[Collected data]
begin

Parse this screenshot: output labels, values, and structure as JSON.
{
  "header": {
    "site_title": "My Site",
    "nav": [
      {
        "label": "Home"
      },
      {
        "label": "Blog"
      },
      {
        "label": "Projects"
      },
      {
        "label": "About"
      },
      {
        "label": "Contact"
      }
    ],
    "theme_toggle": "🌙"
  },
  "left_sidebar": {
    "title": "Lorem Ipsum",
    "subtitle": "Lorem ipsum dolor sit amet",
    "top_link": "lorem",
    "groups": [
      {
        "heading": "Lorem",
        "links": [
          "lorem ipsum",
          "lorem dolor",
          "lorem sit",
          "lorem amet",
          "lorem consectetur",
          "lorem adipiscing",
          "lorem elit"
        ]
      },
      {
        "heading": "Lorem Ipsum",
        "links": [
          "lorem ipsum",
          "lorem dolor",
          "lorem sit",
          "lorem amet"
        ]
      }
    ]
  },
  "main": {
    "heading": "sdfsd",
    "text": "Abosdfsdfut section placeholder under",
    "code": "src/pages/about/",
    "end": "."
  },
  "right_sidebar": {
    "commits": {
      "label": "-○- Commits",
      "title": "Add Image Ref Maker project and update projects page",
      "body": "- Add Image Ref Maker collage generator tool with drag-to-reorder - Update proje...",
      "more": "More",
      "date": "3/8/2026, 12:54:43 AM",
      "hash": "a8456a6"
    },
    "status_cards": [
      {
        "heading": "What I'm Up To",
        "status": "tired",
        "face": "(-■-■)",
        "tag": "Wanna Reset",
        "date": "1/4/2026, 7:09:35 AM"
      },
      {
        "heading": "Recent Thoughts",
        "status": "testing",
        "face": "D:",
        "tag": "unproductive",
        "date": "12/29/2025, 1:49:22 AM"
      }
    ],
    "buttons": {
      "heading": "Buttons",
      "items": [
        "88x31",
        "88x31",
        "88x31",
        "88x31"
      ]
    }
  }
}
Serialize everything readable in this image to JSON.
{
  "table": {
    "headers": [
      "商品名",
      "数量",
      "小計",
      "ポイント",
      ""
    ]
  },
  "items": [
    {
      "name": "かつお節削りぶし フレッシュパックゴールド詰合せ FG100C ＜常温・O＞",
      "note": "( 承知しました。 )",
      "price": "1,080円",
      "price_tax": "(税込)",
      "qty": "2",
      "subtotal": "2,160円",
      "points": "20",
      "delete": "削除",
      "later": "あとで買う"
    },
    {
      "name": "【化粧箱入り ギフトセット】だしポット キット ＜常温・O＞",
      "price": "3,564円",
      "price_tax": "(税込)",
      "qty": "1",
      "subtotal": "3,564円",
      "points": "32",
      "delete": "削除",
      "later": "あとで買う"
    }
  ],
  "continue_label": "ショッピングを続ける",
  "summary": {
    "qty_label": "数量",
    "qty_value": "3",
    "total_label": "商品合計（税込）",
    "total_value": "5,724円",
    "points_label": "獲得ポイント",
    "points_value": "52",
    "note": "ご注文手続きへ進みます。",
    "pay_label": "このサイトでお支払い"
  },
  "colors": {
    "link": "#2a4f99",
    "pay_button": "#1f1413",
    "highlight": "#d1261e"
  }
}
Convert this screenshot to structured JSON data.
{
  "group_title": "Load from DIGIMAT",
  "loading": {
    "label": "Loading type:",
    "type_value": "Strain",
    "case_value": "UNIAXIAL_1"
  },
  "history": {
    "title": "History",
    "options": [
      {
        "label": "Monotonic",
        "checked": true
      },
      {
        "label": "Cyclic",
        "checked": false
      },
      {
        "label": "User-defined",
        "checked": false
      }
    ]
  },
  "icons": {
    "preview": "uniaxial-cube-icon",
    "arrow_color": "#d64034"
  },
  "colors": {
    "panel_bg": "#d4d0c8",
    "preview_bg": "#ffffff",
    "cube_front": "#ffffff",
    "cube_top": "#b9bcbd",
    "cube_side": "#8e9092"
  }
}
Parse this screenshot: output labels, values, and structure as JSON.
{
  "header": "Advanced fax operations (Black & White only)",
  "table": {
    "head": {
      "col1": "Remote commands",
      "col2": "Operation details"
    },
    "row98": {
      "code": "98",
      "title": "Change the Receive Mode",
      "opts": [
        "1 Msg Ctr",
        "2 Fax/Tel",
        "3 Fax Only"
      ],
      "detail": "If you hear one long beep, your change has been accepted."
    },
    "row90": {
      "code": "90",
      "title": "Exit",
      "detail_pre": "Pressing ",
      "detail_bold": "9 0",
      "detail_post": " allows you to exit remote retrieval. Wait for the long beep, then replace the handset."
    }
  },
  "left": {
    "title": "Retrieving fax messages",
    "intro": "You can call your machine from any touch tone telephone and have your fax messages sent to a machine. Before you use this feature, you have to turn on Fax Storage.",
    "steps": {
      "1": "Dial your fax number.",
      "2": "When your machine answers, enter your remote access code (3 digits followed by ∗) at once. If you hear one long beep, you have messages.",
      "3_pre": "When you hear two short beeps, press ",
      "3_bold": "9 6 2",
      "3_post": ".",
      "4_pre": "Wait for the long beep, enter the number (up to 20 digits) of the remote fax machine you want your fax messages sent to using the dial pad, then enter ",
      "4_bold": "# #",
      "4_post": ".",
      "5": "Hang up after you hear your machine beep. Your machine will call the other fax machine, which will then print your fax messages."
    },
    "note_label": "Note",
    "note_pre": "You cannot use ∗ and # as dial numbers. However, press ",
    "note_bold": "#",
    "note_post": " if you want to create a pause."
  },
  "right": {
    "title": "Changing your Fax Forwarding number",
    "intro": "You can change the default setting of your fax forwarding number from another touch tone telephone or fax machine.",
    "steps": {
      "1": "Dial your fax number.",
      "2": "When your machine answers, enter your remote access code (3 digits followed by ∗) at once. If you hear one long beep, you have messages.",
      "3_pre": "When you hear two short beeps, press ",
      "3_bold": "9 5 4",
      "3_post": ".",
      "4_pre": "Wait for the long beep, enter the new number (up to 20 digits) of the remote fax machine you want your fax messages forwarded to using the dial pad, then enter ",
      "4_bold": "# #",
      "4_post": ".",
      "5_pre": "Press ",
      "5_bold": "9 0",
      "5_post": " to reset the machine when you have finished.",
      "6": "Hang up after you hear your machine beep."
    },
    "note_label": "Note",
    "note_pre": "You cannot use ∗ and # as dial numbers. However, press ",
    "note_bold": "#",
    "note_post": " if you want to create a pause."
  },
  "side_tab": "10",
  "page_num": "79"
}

end

▶ [Do this] Copy all of the material word for word.

▶ [Complete answer]
Parse this screenshot: output labels, values, and structure as JSON.
{
  "header": {
    "site_title": "My Site",
    "nav": [
      {
        "label": "Home"
      },
      {
        "label": "Blog"
      },
      {
        "label": "Projects"
      },
      {
        "label": "About"
      },
      {
        "label": "Contact"
      }
    ],
    "theme_toggle": "🌙"
  },
  "left_sidebar": {
    "title": "Lorem Ipsum",
    "subtitle": "Lorem ipsum dolor sit amet",
    "top_link": "lorem",
    "groups": [
      {
        "heading": "Lorem",
        "links": [
          "lorem ipsum",
          "lorem dolor",
          "lorem sit",
          "lorem amet",
          "lorem consectetur",
          "lorem adipiscing",
          "lorem elit"
        ]
      },
      {
        "heading": "Lorem Ipsum",
        "links": [
          "lorem ipsum",
          "lorem dolor",
          "lorem sit",
          "lorem amet"
        ]
      }
    ]
  },
  "main": {
    "heading": "sdfsd",
    "text": "Abosdfsdfut section placeholder under",
    "code": "src/pages/about/",
    "end": "."
  },
  "right_sidebar": {
    "commits": {
      "label": "-○- Commits",
      "title": "Add Image Ref Maker project and update projects page",
      "body": "- Add Image Ref Maker collage generator tool with drag-to-reorder - Update proje...",
      "more": "More",
      "date": "3/8/2026, 12:54:43 AM",
      "hash": "a8456a6"
    },
    "status_cards": [
      {
        "heading": "What I'm Up To",
        "status": "tired",
        "face": "(-■-■)",
        "tag": "Wanna Reset",
        "date": "1/4/2026, 7:09:35 AM"
      },
      {
        "heading": "Recent Thoughts",
        "status": "testing",
        "face": "D:",
        "tag": "unproductive",
        "date": "12/29/2025, 1:49:22 AM"
      }
    ],
    "buttons": {
      "heading": "Buttons",
      "items": [
        "88x31",
        "88x31",
        "88x31",
        "88x31"
      ]
    }
  }
}
Serialize everything readable in this image to JSON.
{
  "table": {
    "headers": [
      "商品名",
      "数量",
      "小計",
      "ポイント",
      ""
    ]
  },
  "items": [
    {
      "name": "かつお節削りぶし フレッシュパックゴールド詰合せ FG100C ＜常温・O＞",
      "note": "( 承知しました。 )",
      "price": "1,080円",
      "price_tax": "(税込)",
      "qty": "2",
      "subtotal": "2,160円",
      "points": "20",
      "delete": "削除",
      "later": "あとで買う"
    },
    {
      "name": "【化粧箱入り ギフトセット】だしポット キット ＜常温・O＞",
      "price": "3,564円",
      "price_tax": "(税込)",
      "qty": "1",
      "subtotal": "3,564円",
      "points": "32",
      "delete": "削除",
      "later": "あとで買う"
    }
  ],
  "continue_label": "ショッピングを続ける",
  "summary": {
    "qty_label": "数量",
    "qty_value": "3",
    "total_label": "商品合計（税込）",
    "total_value": "5,724円",
    "points_label": "獲得ポイント",
    "points_value": "52",
    "note": "ご注文手続きへ進みます。",
    "pay_label": "このサイトでお支払い"
  },
  "colors": {
    "link": "#2a4f99",
    "pay_button": "#1f1413",
    "highlight": "#d1261e"
  }
}
Convert this screenshot to structured JSON data.
{
  "group_title": "Load from DIGIMAT",
  "loading": {
    "label": "Loading type:",
    "type_value": "Strain",
    "case_value": "UNIAXIAL_1"
  },
  "history": {
    "title": "History",
    "options": [
      {
        "label": "Monotonic",
        "checked": true
      },
      {
        "label": "Cyclic",
        "checked": false
      },
      {
        "label": "User-defined",
        "checked": false
      }
    ]
  },
  "icons": {
    "preview": "uniaxial-cube-icon",
    "arrow_color": "#d64034"
  },
  "colors": {
    "panel_bg": "#d4d0c8",
    "preview_bg": "#ffffff",
    "cube_front": "#ffffff",
    "cube_top": "#b9bcbd",
    "cube_side": "#8e9092"
  }
}
Parse this screenshot: output labels, values, and structure as JSON.
{
  "header": "Advanced fax operations (Black & White only)",
  "table": {
    "head": {
      "col1": "Remote commands",
      "col2": "Operation details"
    },
    "row98": {
      "code": "98",
      "title": "Change the Receive Mode",
      "opts": [
        "1 Msg Ctr",
        "2 Fax/Tel",
        "3 Fax Only"
      ],
      "detail": "If you hear one long beep, your change has been accepted."
    },
    "row90": {
      "code": "90",
      "title": "Exit",
      "detail_pre": "Pressing ",
      "detail_bold": "9 0",
      "detail_post": " allows you to exit remote retrieval. Wait for the long beep, then replace the handset."
    }
  },
  "left": {
    "title": "Retrieving fax messages",
    "intro": "You can call your machine from any touch tone telephone and have your fax messages sent to a machine. Before you use this feature, you have to turn on Fax Storage.",
    "steps": {
      "1": "Dial your fax number.",
      "2": "When your machine answers, enter your remote access code (3 digits followed by ∗) at once. If you hear one long beep, you have messages.",
      "3_pre": "When you hear two short beeps, press ",
      "3_bold": "9 6 2",
      "3_post": ".",
      "4_pre": "Wait for the long beep, enter the number (up to 20 digits) of the remote fax machine you want your fax messages sent to using the dial pad, then enter ",
      "4_bold": "# #",
      "4_post": ".",
      "5": "Hang up after you hear your machine beep. Your machine will call the other fax machine, which will then print your fax messages."
    },
    "note_label": "Note",
    "note_pre": "You cannot use ∗ and # as dial numbers. However, press ",
    "note_bold": "#",
    "note_post": " if you want to create a pause."
  },
  "right": {
    "title": "Changing your Fax Forwarding number",
    "intro": "You can change the default setting of your fax forwarding number from another touch tone telephone or fax machine.",
    "steps": {
      "1": "Dial your fax number.",
      "2": "When your machine answers, enter your remote access code (3 digits followed by ∗) at once. If you hear one long beep, you have messages.",
      "3_pre": "When you hear two short beeps, press ",
      "3_bold": "9 5 4",
      "3_post": ".",
      "4_pre": "Wait for the long beep, enter the new number (up to 20 digits) of the remote fax machine you want your fax messages forwarded to using the dial pad, then enter ",
      "4_bold": "# #",
      "4_post": ".",
      "5_pre": "Press ",
      "5_bold": "9 0",
      "5_post": " to reset the machine when you have finished.",
      "6": "Hang up after you hear your machine beep."
    },
    "note_label": "Note",
    "note_pre": "You cannot use ∗ and # as dial numbers. However, press ",
    "note_bold": "#",
    "note_post": " if you want to create a pause."
  },
  "side_tab": "10",
  "page_num": "79"
}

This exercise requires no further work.